Short exercise: Your answer should be one number: how many lines of the records hold the string "triangle".
--- START OF Information supplied ---
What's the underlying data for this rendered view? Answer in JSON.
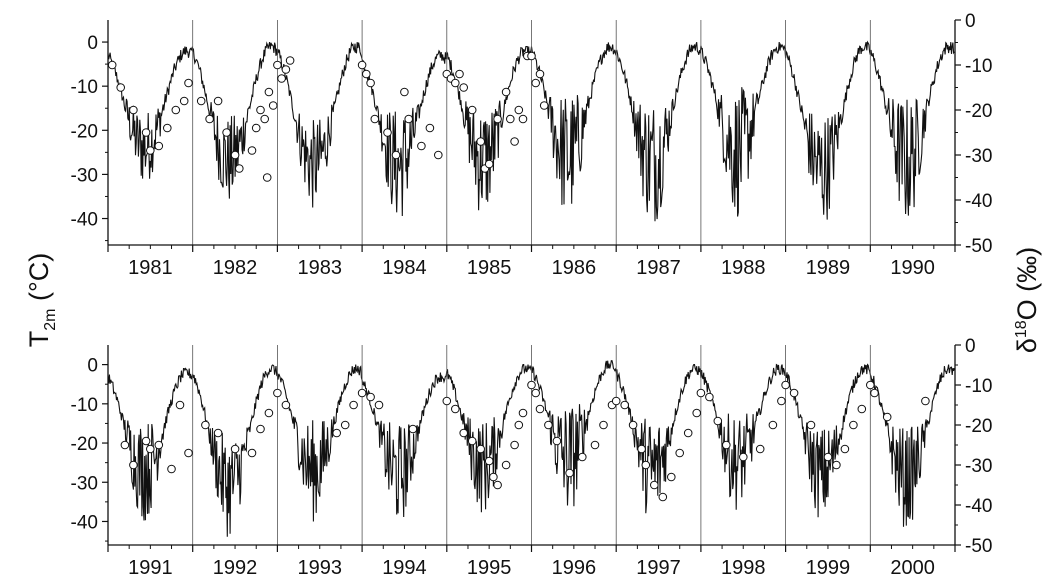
{
  "chart_data": {
    "type": "line",
    "y_left_label": {
      "main": "T",
      "sub": "2m",
      "unit": " (°C)"
    },
    "y_right_label": {
      "main": "δ",
      "sup": "18",
      "rest": "O (‰)"
    },
    "y_left_ticks": [
      "0",
      "-10",
      "-20",
      "-30",
      "-40"
    ],
    "y_right_ticks": [
      "0",
      "-10",
      "-20",
      "-30",
      "-40",
      "-50"
    ],
    "ylim_left": [
      -46,
      5
    ],
    "ylim_right": [
      -50,
      0
    ],
    "series": [
      {
        "name": "T2m",
        "kind": "line",
        "axis": "left",
        "values_description": "daily air temperature"
      },
      {
        "name": "δ18O",
        "kind": "scatter",
        "axis": "right"
      }
    ],
    "panels": [
      {
        "years": [
          "1981",
          "1982",
          "1983",
          "1984",
          "1985",
          "1986",
          "1987",
          "1988",
          "1989",
          "1990"
        ],
        "temperature_profile": {
          "summer_max": [
            -2,
            -1,
            -1,
            -3,
            -2,
            -1,
            -1,
            -1,
            -1,
            -1
          ],
          "winter_min": [
            -32,
            -37,
            -38,
            -41,
            -40,
            -41,
            -42,
            -40,
            -42,
            -42
          ],
          "winter_mean": [
            -24,
            -27,
            -28,
            -28,
            -27,
            -26,
            -27,
            -25,
            -29,
            -27
          ]
        },
        "d18o_points": [
          [
            1981.05,
            -10
          ],
          [
            1981.15,
            -15
          ],
          [
            1981.3,
            -20
          ],
          [
            1981.45,
            -25
          ],
          [
            1981.5,
            -29
          ],
          [
            1981.6,
            -28
          ],
          [
            1981.7,
            -24
          ],
          [
            1981.8,
            -20
          ],
          [
            1981.9,
            -18
          ],
          [
            1981.95,
            -14
          ],
          [
            1982.1,
            -18
          ],
          [
            1982.2,
            -22
          ],
          [
            1982.3,
            -18
          ],
          [
            1982.4,
            -25
          ],
          [
            1982.5,
            -30
          ],
          [
            1982.55,
            -33
          ],
          [
            1982.7,
            -29
          ],
          [
            1982.75,
            -24
          ],
          [
            1982.8,
            -20
          ],
          [
            1982.85,
            -22
          ],
          [
            1982.88,
            -35
          ],
          [
            1982.9,
            -16
          ],
          [
            1982.95,
            -19
          ],
          [
            1983.0,
            -10
          ],
          [
            1983.05,
            -13
          ],
          [
            1983.1,
            -11
          ],
          [
            1983.15,
            -9
          ],
          [
            1984.0,
            -10
          ],
          [
            1984.05,
            -12
          ],
          [
            1984.1,
            -14
          ],
          [
            1984.15,
            -22
          ],
          [
            1984.3,
            -25
          ],
          [
            1984.4,
            -30
          ],
          [
            1984.5,
            -16
          ],
          [
            1984.55,
            -22
          ],
          [
            1984.7,
            -28
          ],
          [
            1984.8,
            -24
          ],
          [
            1984.9,
            -30
          ],
          [
            1985.0,
            -12
          ],
          [
            1985.05,
            -13
          ],
          [
            1985.1,
            -14
          ],
          [
            1985.15,
            -12
          ],
          [
            1985.2,
            -15
          ],
          [
            1985.3,
            -20
          ],
          [
            1985.4,
            -27
          ],
          [
            1985.45,
            -33
          ],
          [
            1985.5,
            -32
          ],
          [
            1985.6,
            -22
          ],
          [
            1985.7,
            -16
          ],
          [
            1985.75,
            -22
          ],
          [
            1985.8,
            -27
          ],
          [
            1985.85,
            -20
          ],
          [
            1985.9,
            -22
          ],
          [
            1985.95,
            -8
          ],
          [
            1986.0,
            -8
          ],
          [
            1986.05,
            -14
          ],
          [
            1986.1,
            -12
          ],
          [
            1986.15,
            -19
          ]
        ]
      },
      {
        "years": [
          "1991",
          "1992",
          "1993",
          "1994",
          "1995",
          "1996",
          "1997",
          "1998",
          "1999",
          "2000"
        ],
        "temperature_profile": {
          "summer_max": [
            -2,
            -1,
            -1,
            -3,
            -1,
            0,
            -1,
            -1,
            -1,
            -1
          ],
          "winter_min": [
            -40,
            -44,
            -40,
            -41,
            -38,
            -39,
            -41,
            -37,
            -40,
            -42
          ],
          "winter_mean": [
            -27,
            -31,
            -27,
            -28,
            -26,
            -24,
            -27,
            -25,
            -28,
            -29
          ]
        },
        "d18o_points": [
          [
            1991.2,
            -25
          ],
          [
            1991.3,
            -30
          ],
          [
            1991.45,
            -24
          ],
          [
            1991.5,
            -26
          ],
          [
            1991.6,
            -25
          ],
          [
            1991.75,
            -31
          ],
          [
            1991.85,
            -15
          ],
          [
            1991.95,
            -27
          ],
          [
            1992.15,
            -20
          ],
          [
            1992.3,
            -22
          ],
          [
            1992.5,
            -26
          ],
          [
            1992.7,
            -27
          ],
          [
            1992.8,
            -21
          ],
          [
            1992.9,
            -17
          ],
          [
            1993.0,
            -12
          ],
          [
            1993.1,
            -15
          ],
          [
            1993.7,
            -22
          ],
          [
            1993.8,
            -20
          ],
          [
            1993.9,
            -15
          ],
          [
            1994.0,
            -12
          ],
          [
            1994.1,
            -13
          ],
          [
            1994.2,
            -15
          ],
          [
            1994.6,
            -21
          ],
          [
            1995.0,
            -14
          ],
          [
            1995.1,
            -16
          ],
          [
            1995.2,
            -22
          ],
          [
            1995.3,
            -24
          ],
          [
            1995.4,
            -26
          ],
          [
            1995.5,
            -29
          ],
          [
            1995.55,
            -33
          ],
          [
            1995.6,
            -35
          ],
          [
            1995.7,
            -30
          ],
          [
            1995.8,
            -25
          ],
          [
            1995.85,
            -20
          ],
          [
            1995.9,
            -17
          ],
          [
            1996.0,
            -10
          ],
          [
            1996.05,
            -12
          ],
          [
            1996.1,
            -16
          ],
          [
            1996.2,
            -20
          ],
          [
            1996.3,
            -24
          ],
          [
            1996.45,
            -32
          ],
          [
            1996.6,
            -28
          ],
          [
            1996.75,
            -25
          ],
          [
            1996.85,
            -20
          ],
          [
            1996.95,
            -15
          ],
          [
            1997.0,
            -14
          ],
          [
            1997.1,
            -15
          ],
          [
            1997.2,
            -20
          ],
          [
            1997.3,
            -26
          ],
          [
            1997.35,
            -30
          ],
          [
            1997.45,
            -35
          ],
          [
            1997.55,
            -38
          ],
          [
            1997.65,
            -33
          ],
          [
            1997.75,
            -27
          ],
          [
            1997.85,
            -22
          ],
          [
            1997.95,
            -17
          ],
          [
            1998.0,
            -12
          ],
          [
            1998.1,
            -13
          ],
          [
            1998.2,
            -19
          ],
          [
            1998.3,
            -25
          ],
          [
            1998.5,
            -28
          ],
          [
            1998.7,
            -26
          ],
          [
            1998.85,
            -20
          ],
          [
            1998.95,
            -14
          ],
          [
            1999.0,
            -10
          ],
          [
            1999.1,
            -12
          ],
          [
            1999.3,
            -20
          ],
          [
            1999.5,
            -28
          ],
          [
            1999.6,
            -30
          ],
          [
            1999.7,
            -26
          ],
          [
            1999.8,
            -20
          ],
          [
            1999.9,
            -16
          ],
          [
            2000.0,
            -10
          ],
          [
            2000.05,
            -12
          ],
          [
            2000.2,
            -18
          ],
          [
            2000.65,
            -14
          ]
        ]
      }
    ]
  }
}
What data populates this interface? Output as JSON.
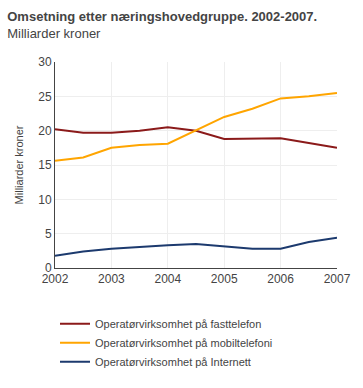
{
  "chart_data": {
    "type": "line",
    "title": "Omsetning etter næringshovedgruppe. 2002-2007.",
    "subtitle": "Milliarder kroner",
    "ylabel": "Milliarder kroner",
    "x": [
      2002,
      2002.5,
      2003,
      2003.5,
      2004,
      2004.5,
      2005,
      2005.5,
      2006,
      2006.5,
      2007
    ],
    "series": [
      {
        "name": "Operatørvirksomhet på fasttelefon",
        "color": "#8B1A1A",
        "values": [
          20.2,
          19.7,
          19.7,
          20.0,
          20.5,
          20.0,
          18.8,
          18.8,
          18.9,
          18.2,
          17.5
        ]
      },
      {
        "name": "Operatørvirksomhet på mobiltelefoni",
        "color": "#FFA500",
        "values": [
          15.6,
          16.1,
          17.5,
          17.9,
          18.1,
          20.0,
          22.0,
          23.2,
          24.7,
          25.0,
          25.5
        ]
      },
      {
        "name": "Operatørvirksomhet på Internett",
        "color": "#1C3A6E",
        "values": [
          1.8,
          2.4,
          2.8,
          3.1,
          3.3,
          3.5,
          3.1,
          2.8,
          2.8,
          3.8,
          4.4
        ]
      }
    ],
    "xlim": [
      2002,
      2007
    ],
    "xticks": [
      2002,
      2003,
      2004,
      2005,
      2006,
      2007
    ],
    "ylim": [
      0,
      30
    ],
    "yticks": [
      0,
      5,
      10,
      15,
      20,
      25,
      30
    ],
    "grid": true,
    "legend": "bottom"
  }
}
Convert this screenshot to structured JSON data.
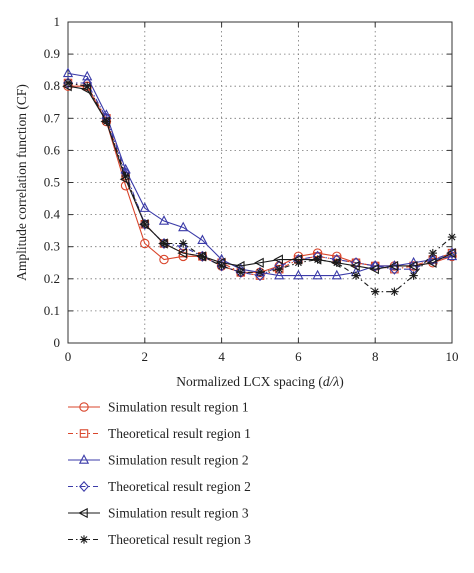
{
  "chart_data": {
    "type": "line",
    "xlabel": "Normalized LCX spacing (d/λ)",
    "xlabel_parts": {
      "before": "Normalized LCX spacing (",
      "italic": "d/λ",
      "after": ")"
    },
    "ylabel": "Amplitude correlation function (CF)",
    "xlim": [
      0,
      10
    ],
    "ylim": [
      0,
      1
    ],
    "xticks": [
      0,
      2,
      4,
      6,
      8,
      10
    ],
    "yticks": [
      0,
      0.1,
      0.2,
      0.3,
      0.4,
      0.5,
      0.6,
      0.7,
      0.8,
      0.9,
      1
    ],
    "ytick_labels": [
      "0",
      "0.1",
      "0.2",
      "0.3",
      "0.4",
      "0.5",
      "0.6",
      "0.7",
      "0.8",
      "0.9",
      "1"
    ],
    "grid": true,
    "legend_placement": "below",
    "series": [
      {
        "name": "Simulation result region 1",
        "color": "#d9452b",
        "dash": "solid",
        "marker": "circle",
        "x": [
          0,
          0.5,
          1,
          1.5,
          2,
          2.5,
          3,
          3.5,
          4,
          4.5,
          5,
          5.5,
          6,
          6.5,
          7,
          7.5,
          8,
          8.5,
          9,
          9.5,
          10
        ],
        "y": [
          0.8,
          0.8,
          0.69,
          0.49,
          0.31,
          0.26,
          0.27,
          0.27,
          0.24,
          0.22,
          0.22,
          0.24,
          0.27,
          0.28,
          0.27,
          0.25,
          0.24,
          0.24,
          0.24,
          0.25,
          0.27
        ]
      },
      {
        "name": "Theoretical result region 1",
        "color": "#d9452b",
        "dash": "dashdot",
        "marker": "square",
        "x": [
          0,
          0.5,
          1,
          1.5,
          2,
          2.5,
          3,
          3.5,
          4,
          4.5,
          5,
          5.5,
          6,
          6.5,
          7,
          7.5,
          8,
          8.5,
          9,
          9.5,
          10
        ],
        "y": [
          0.81,
          0.8,
          0.7,
          0.52,
          0.37,
          0.31,
          0.28,
          0.27,
          0.25,
          0.22,
          0.21,
          0.23,
          0.26,
          0.27,
          0.26,
          0.25,
          0.24,
          0.23,
          0.24,
          0.26,
          0.28
        ]
      },
      {
        "name": "Simulation result region 2",
        "color": "#3b3ba8",
        "dash": "solid",
        "marker": "triangle-up",
        "x": [
          0,
          0.5,
          1,
          1.5,
          2,
          2.5,
          3,
          3.5,
          4,
          4.5,
          5,
          5.5,
          6,
          6.5,
          7,
          7.5,
          8,
          8.5,
          9,
          9.5,
          10
        ],
        "y": [
          0.84,
          0.83,
          0.71,
          0.54,
          0.42,
          0.38,
          0.36,
          0.32,
          0.26,
          0.23,
          0.22,
          0.21,
          0.21,
          0.21,
          0.21,
          0.22,
          0.24,
          0.24,
          0.25,
          0.26,
          0.27
        ]
      },
      {
        "name": "Theoretical result region 2",
        "color": "#3b3ba8",
        "dash": "dashdot",
        "marker": "diamond",
        "x": [
          0,
          0.5,
          1,
          1.5,
          2,
          2.5,
          3,
          3.5,
          4,
          4.5,
          5,
          5.5,
          6,
          6.5,
          7,
          7.5,
          8,
          8.5,
          9,
          9.5,
          10
        ],
        "y": [
          0.81,
          0.81,
          0.7,
          0.53,
          0.37,
          0.31,
          0.3,
          0.27,
          0.24,
          0.22,
          0.21,
          0.24,
          0.26,
          0.27,
          0.26,
          0.25,
          0.24,
          0.23,
          0.23,
          0.26,
          0.28
        ]
      },
      {
        "name": "Simulation result region 3",
        "color": "#1a1a1a",
        "dash": "solid",
        "marker": "triangle-left",
        "x": [
          0,
          0.5,
          1,
          1.5,
          2,
          2.5,
          3,
          3.5,
          4,
          4.5,
          5,
          5.5,
          6,
          6.5,
          7,
          7.5,
          8,
          8.5,
          9,
          9.5,
          10
        ],
        "y": [
          0.8,
          0.79,
          0.69,
          0.51,
          0.37,
          0.31,
          0.28,
          0.27,
          0.25,
          0.24,
          0.25,
          0.26,
          0.26,
          0.26,
          0.25,
          0.24,
          0.23,
          0.24,
          0.24,
          0.25,
          0.28
        ]
      },
      {
        "name": "Theoretical result region 3",
        "color": "#1a1a1a",
        "dash": "dashdot",
        "marker": "asterisk",
        "x": [
          0,
          0.5,
          1,
          1.5,
          2,
          2.5,
          3,
          3.5,
          4,
          4.5,
          5,
          5.5,
          6,
          6.5,
          7,
          7.5,
          8,
          8.5,
          9,
          9.5,
          10
        ],
        "y": [
          0.81,
          0.8,
          0.69,
          0.52,
          0.37,
          0.31,
          0.31,
          0.27,
          0.24,
          0.22,
          0.22,
          0.23,
          0.25,
          0.26,
          0.25,
          0.21,
          0.16,
          0.16,
          0.21,
          0.28,
          0.33
        ]
      }
    ]
  }
}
--- END OF Information supplied ---
Task result: 2